EXERCISE REQUIREMENTS: Transcribe each of the records below exactly, excluding all pictures.

Data entries:

+---+

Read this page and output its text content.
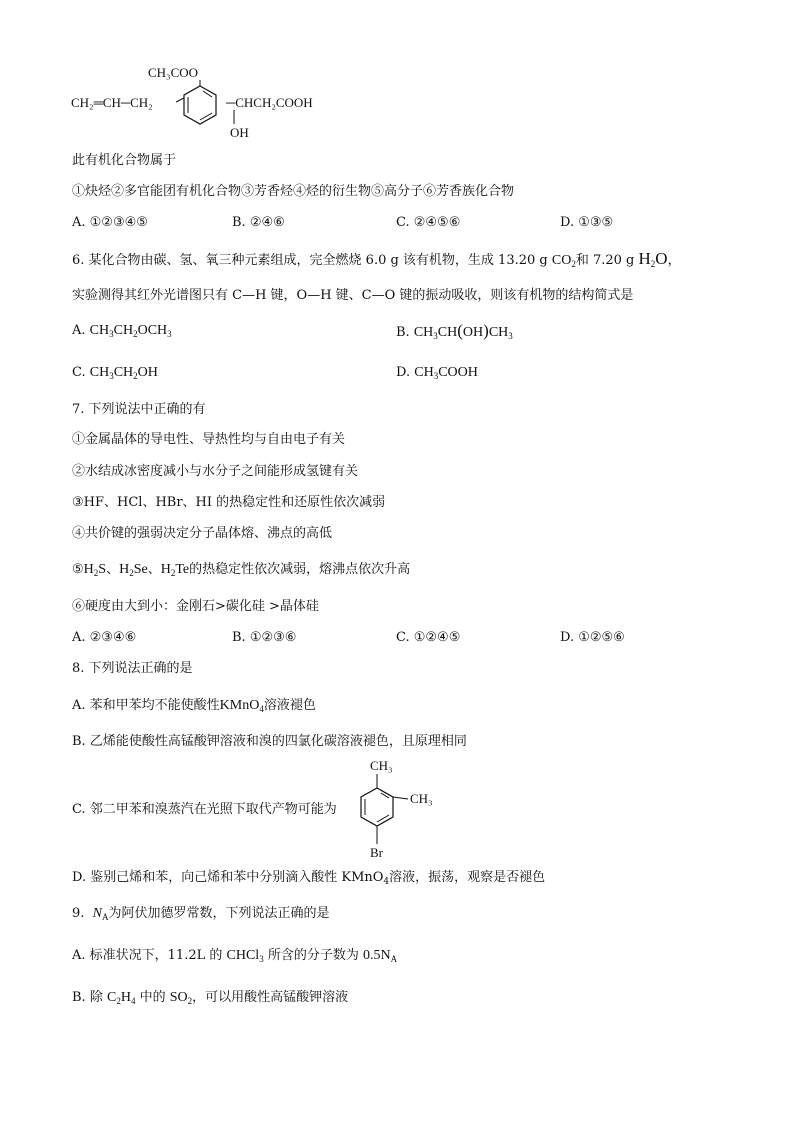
CH₃COO
CH₂═CH─CH₂	─CHCH₂COOH
OH
此有机化合物属于
①炔烃②多官能团有机化合物③芳香烃④烃的衍生物⑤高分子⑥芳香族化合物
A. ①②③④⑤	B. ②④⑥	C. ②④⑤⑥	D. ①③⑤
6. 某化合物由碳、氢、氧三种元素组成，完全燃烧 6.0 g 该有机物，生成 13.20 g $CO_2$和 7.20 g $H_2O$，
实验测得其红外光谱图只有 C—H 键，O—H 键、C—O 键的振动吸收，则该有机物的结构简式是
A. $CH_3CH_2OCH_3$	B. $CH_3CH(OH)CH_3$
C. $CH_3CH_2OH$	D. $CH_3COOH$
7. 下列说法中正确的有
①金属晶体的导电性、导热性均与自由电子有关
②水结成冰密度减小与水分子之间能形成氢键有关
③HF、HCl、HBr、HI 的热稳定性和还原性依次减弱
④共价键的强弱决定分子晶体熔、沸点的高低
$⑤H_2S$、$H_2Se$、$H_2Te$的热稳定性依次减弱，熔沸点依次升高
⑥硬度由大到小：金刚石>碳化硅 >晶体硅
A. ②③④⑥	B. ①②③⑥	C. ①②④⑤	D. ①②⑤⑥
8. 下列说法正确的是
A. 苯和甲苯均不能使酸性KMnO$_4$溶液褪色
B. 乙烯能使酸性高锰酸钾溶液和溴的四氯化碳溶液褪色，且原理相同
C. 邻二甲苯和溴蒸汽在光照下取代产物可能为
CH₃
CH₃
Br
D. 鉴别己烯和苯，向己烯和苯中分别滴入酸性 KMnO$_4$溶液，振荡，观察是否褪色
9. $N_A$为阿伏加德罗常数，下列说法正确的是
A. 标准状况下，11.2L 的 CHCl$_3$ 所含的分子数为 $0.5N_A$
B. 除 $C_2H_4$ 中的 $SO_2$，可以用酸性高锰酸钾溶液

+---+

EXERCISE RESULT:
Read this page and output its text content.
CH₃COO
CH₂═CH─CH₂	─CHCH₂COOH
OH
此有机化合物属于
①炔烃②多官能团有机化合物③芳香烃④烃的衍生物⑤高分子⑥芳香族化合物
A. ①②③④⑤	B. ②④⑥	C. ②④⑤⑥	D. ①③⑤
6. 某化合物由碳、氢、氧三种元素组成，完全燃烧 6.0 g 该有机物，生成 13.20 g $CO_2$和 7.20 g $H_2O$，
实验测得其红外光谱图只有 C—H 键，O—H 键、C—O 键的振动吸收，则该有机物的结构简式是
A. $CH_3CH_2OCH_3$	B. $CH_3CH(OH)CH_3$
C. $CH_3CH_2OH$	D. $CH_3COOH$
7. 下列说法中正确的有
①金属晶体的导电性、导热性均与自由电子有关
②水结成冰密度减小与水分子之间能形成氢键有关
③HF、HCl、HBr、HI 的热稳定性和还原性依次减弱
④共价键的强弱决定分子晶体熔、沸点的高低
$⑤H_2S$、$H_2Se$、$H_2Te$的热稳定性依次减弱，熔沸点依次升高
⑥硬度由大到小：金刚石>碳化硅 >晶体硅
A. ②③④⑥	B. ①②③⑥	C. ①②④⑤	D. ①②⑤⑥
8. 下列说法正确的是
A. 苯和甲苯均不能使酸性KMnO$_4$溶液褪色
B. 乙烯能使酸性高锰酸钾溶液和溴的四氯化碳溶液褪色，且原理相同
C. 邻二甲苯和溴蒸汽在光照下取代产物可能为
CH₃
CH₃
Br
D. 鉴别己烯和苯，向己烯和苯中分别滴入酸性 KMnO$_4$溶液，振荡，观察是否褪色
9. $N_A$为阿伏加德罗常数，下列说法正确的是
A. 标准状况下，11.2L 的 CHCl$_3$ 所含的分子数为 $0.5N_A$
B. 除 $C_2H_4$ 中的 $SO_2$，可以用酸性高锰酸钾溶液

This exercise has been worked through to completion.